--- begin DATA FOR PROCESSING ---
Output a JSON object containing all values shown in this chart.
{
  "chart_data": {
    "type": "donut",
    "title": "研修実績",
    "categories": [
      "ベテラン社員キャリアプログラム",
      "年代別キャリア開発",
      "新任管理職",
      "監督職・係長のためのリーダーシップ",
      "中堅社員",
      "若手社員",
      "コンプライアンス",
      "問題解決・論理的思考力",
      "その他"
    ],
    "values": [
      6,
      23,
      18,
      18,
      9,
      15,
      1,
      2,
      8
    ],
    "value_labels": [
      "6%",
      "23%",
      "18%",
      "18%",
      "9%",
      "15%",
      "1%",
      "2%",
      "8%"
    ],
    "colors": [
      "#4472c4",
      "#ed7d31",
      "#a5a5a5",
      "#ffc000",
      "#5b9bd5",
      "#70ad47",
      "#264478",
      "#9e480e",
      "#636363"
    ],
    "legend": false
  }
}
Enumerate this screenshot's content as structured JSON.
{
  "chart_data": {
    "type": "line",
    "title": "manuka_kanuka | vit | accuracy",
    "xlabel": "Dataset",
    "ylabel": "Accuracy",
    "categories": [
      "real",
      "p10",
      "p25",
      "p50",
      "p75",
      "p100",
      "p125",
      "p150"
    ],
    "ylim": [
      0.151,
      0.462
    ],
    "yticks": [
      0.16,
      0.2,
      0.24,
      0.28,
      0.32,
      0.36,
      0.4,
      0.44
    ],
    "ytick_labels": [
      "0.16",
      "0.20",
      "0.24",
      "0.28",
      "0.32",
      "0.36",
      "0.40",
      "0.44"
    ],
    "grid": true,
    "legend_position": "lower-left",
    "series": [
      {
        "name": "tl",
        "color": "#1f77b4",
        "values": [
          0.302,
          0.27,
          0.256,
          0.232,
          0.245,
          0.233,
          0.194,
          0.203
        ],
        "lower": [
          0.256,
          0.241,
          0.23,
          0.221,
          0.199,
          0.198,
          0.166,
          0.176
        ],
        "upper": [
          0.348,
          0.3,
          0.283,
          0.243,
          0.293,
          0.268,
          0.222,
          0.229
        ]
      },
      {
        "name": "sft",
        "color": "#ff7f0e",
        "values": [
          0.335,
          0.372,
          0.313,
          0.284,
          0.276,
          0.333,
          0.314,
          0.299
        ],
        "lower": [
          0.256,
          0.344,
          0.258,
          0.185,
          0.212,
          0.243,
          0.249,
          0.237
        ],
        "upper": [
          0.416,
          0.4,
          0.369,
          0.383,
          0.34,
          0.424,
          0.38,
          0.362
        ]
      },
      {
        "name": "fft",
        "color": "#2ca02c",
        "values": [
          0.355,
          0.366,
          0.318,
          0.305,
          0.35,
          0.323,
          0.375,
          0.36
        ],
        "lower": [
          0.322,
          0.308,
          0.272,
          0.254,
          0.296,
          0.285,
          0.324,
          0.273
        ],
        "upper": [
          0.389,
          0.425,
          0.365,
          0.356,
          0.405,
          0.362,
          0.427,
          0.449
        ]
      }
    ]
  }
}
--- end DATA FOR PROCESSING ---
> [WHAT TO PRODUCE]:
Return all the data above once more, precisely as given.

> [SOLVED EXERCISE]:
Output a JSON object containing all values shown in this chart.
{
  "chart_data": {
    "type": "donut",
    "title": "研修実績",
    "categories": [
      "ベテラン社員キャリアプログラム",
      "年代別キャリア開発",
      "新任管理職",
      "監督職・係長のためのリーダーシップ",
      "中堅社員",
      "若手社員",
      "コンプライアンス",
      "問題解決・論理的思考力",
      "その他"
    ],
    "values": [
      6,
      23,
      18,
      18,
      9,
      15,
      1,
      2,
      8
    ],
    "value_labels": [
      "6%",
      "23%",
      "18%",
      "18%",
      "9%",
      "15%",
      "1%",
      "2%",
      "8%"
    ],
    "colors": [
      "#4472c4",
      "#ed7d31",
      "#a5a5a5",
      "#ffc000",
      "#5b9bd5",
      "#70ad47",
      "#264478",
      "#9e480e",
      "#636363"
    ],
    "legend": false
  }
}
Enumerate this screenshot's content as structured JSON.
{
  "chart_data": {
    "type": "line",
    "title": "manuka_kanuka | vit | accuracy",
    "xlabel": "Dataset",
    "ylabel": "Accuracy",
    "categories": [
      "real",
      "p10",
      "p25",
      "p50",
      "p75",
      "p100",
      "p125",
      "p150"
    ],
    "ylim": [
      0.151,
      0.462
    ],
    "yticks": [
      0.16,
      0.2,
      0.24,
      0.28,
      0.32,
      0.36,
      0.4,
      0.44
    ],
    "ytick_labels": [
      "0.16",
      "0.20",
      "0.24",
      "0.28",
      "0.32",
      "0.36",
      "0.40",
      "0.44"
    ],
    "grid": true,
    "legend_position": "lower-left",
    "series": [
      {
        "name": "tl",
        "color": "#1f77b4",
        "values": [
          0.302,
          0.27,
          0.256,
          0.232,
          0.245,
          0.233,
          0.194,
          0.203
        ],
        "lower": [
          0.256,
          0.241,
          0.23,
          0.221,
          0.199,
          0.198,
          0.166,
          0.176
        ],
        "upper": [
          0.348,
          0.3,
          0.283,
          0.243,
          0.293,
          0.268,
          0.222,
          0.229
        ]
      },
      {
        "name": "sft",
        "color": "#ff7f0e",
        "values": [
          0.335,
          0.372,
          0.313,
          0.284,
          0.276,
          0.333,
          0.314,
          0.299
        ],
        "lower": [
          0.256,
          0.344,
          0.258,
          0.185,
          0.212,
          0.243,
          0.249,
          0.237
        ],
        "upper": [
          0.416,
          0.4,
          0.369,
          0.383,
          0.34,
          0.424,
          0.38,
          0.362
        ]
      },
      {
        "name": "fft",
        "color": "#2ca02c",
        "values": [
          0.355,
          0.366,
          0.318,
          0.305,
          0.35,
          0.323,
          0.375,
          0.36
        ],
        "lower": [
          0.322,
          0.308,
          0.272,
          0.254,
          0.296,
          0.285,
          0.324,
          0.273
        ],
        "upper": [
          0.389,
          0.425,
          0.365,
          0.356,
          0.405,
          0.362,
          0.427,
          0.449
        ]
      }
    ]
  }
}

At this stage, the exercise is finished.